What this task involves:
According to the source text about A Taste of Honey, which album includes the track "Sayonara"?

Source text:
· · · · · · ·

They never quite regained the massive commercial heights of the late 70s, but their DNA is all over modern music. Whenever you hear a female-led funk line or a disco-influenced pop track today—think Dua Lipa or Victoria Monét—you’re hearing the echoes of what Janice-Marie and Hazel started.
What People Get Wrong
- They weren't "studio puppets": Unlike many disco acts manufactured by producers, Johnson and Payne wrote much of their material and played their own instruments.
- They weren't just disco: Their later work dipped into jazz, adult contemporary, and traditional Japanese sounds.
- The Grammy win wasn't a mistake: History is often written by rock journalists, but A Taste of Honey sold the records and had the technical chops to back up the trophy.
How to Listen Today
If you really want to understand A Taste of Honey, you can't just stop at the greatest hits. You have to look for the deep cuts where the musicianship shines.
- Check out "Do It Good": The bass line is arguably better than "Boogie Oogie Oogie." It’s raw, syncopated, and shows off Janice-Marie’s thumb technique.
- Listen to "Sayonara": This track from their Ladies of the Eighties album shows their evolution into a more polished, synth-heavy R&B sound.
- Watch the live clips: Find the old Soul Train performances. Seeing Hazel Payne shred on a Gibson L5 or a Stratocaster while wearing high-fashion disco gear is a masterclass in stage presence.

· · · · · · ·

Material shown:
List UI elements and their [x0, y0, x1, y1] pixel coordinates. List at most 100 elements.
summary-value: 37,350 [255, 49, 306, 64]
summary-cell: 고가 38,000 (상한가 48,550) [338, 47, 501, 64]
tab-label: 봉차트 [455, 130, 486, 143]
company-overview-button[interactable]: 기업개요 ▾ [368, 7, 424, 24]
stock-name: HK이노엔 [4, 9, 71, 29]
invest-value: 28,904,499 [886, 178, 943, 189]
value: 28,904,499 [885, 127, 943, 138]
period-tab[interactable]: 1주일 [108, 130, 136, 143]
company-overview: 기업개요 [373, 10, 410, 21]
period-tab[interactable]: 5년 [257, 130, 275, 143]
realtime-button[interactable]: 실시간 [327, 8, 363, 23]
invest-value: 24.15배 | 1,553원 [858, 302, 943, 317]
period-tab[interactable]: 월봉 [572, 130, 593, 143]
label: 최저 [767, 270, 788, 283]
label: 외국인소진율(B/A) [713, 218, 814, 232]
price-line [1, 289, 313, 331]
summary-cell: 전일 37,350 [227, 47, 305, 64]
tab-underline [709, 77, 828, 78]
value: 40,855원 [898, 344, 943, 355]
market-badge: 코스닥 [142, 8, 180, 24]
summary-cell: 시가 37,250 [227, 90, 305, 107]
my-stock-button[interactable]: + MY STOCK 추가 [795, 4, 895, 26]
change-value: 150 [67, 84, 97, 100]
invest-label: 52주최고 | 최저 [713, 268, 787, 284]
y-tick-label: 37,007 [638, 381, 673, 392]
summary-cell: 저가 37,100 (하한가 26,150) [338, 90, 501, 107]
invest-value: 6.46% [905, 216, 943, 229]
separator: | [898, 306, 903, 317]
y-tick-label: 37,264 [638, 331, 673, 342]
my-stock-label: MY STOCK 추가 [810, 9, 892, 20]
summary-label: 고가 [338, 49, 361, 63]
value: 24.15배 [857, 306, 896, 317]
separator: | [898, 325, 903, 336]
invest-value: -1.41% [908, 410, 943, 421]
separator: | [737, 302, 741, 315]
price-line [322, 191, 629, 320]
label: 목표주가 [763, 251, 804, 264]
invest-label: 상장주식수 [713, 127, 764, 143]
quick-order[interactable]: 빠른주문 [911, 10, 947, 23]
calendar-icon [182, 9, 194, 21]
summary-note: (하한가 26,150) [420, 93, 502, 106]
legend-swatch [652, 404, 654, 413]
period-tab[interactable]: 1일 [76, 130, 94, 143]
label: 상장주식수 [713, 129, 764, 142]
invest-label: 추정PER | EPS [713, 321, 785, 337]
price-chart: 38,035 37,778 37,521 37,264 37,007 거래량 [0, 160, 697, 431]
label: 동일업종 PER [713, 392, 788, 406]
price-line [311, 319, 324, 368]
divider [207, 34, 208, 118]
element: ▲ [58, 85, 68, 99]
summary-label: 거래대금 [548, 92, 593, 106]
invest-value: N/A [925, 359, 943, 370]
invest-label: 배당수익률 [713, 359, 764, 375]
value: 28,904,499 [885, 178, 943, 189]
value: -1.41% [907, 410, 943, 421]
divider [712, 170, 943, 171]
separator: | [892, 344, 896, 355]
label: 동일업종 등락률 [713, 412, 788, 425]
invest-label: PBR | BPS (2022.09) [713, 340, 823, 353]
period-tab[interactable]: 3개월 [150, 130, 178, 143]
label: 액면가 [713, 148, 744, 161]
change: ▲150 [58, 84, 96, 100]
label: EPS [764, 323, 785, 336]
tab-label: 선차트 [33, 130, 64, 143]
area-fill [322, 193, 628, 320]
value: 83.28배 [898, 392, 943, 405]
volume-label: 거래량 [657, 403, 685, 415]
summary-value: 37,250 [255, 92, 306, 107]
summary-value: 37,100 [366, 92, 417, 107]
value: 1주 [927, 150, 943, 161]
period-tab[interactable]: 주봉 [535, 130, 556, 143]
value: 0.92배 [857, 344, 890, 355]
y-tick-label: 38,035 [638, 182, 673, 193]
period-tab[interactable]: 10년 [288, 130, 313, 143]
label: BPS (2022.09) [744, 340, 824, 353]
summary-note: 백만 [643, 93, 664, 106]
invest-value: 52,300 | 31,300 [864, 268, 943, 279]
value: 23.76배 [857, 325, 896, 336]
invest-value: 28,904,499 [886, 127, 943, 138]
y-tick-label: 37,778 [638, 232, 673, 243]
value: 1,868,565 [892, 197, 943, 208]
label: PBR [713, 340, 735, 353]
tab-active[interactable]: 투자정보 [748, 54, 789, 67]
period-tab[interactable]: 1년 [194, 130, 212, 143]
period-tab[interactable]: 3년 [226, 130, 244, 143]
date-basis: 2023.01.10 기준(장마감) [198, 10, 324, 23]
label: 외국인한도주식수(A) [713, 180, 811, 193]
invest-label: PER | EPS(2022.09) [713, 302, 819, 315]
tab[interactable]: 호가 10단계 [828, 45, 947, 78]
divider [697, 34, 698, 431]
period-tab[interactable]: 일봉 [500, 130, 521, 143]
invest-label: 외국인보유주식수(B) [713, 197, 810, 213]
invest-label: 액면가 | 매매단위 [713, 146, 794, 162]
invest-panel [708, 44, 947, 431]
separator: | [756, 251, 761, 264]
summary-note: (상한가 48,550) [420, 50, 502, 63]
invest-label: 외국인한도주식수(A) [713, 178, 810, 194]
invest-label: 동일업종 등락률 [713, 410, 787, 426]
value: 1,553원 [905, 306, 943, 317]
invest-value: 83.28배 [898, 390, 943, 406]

· · · · · · ·

Result of this task:
Ladies of the Eighties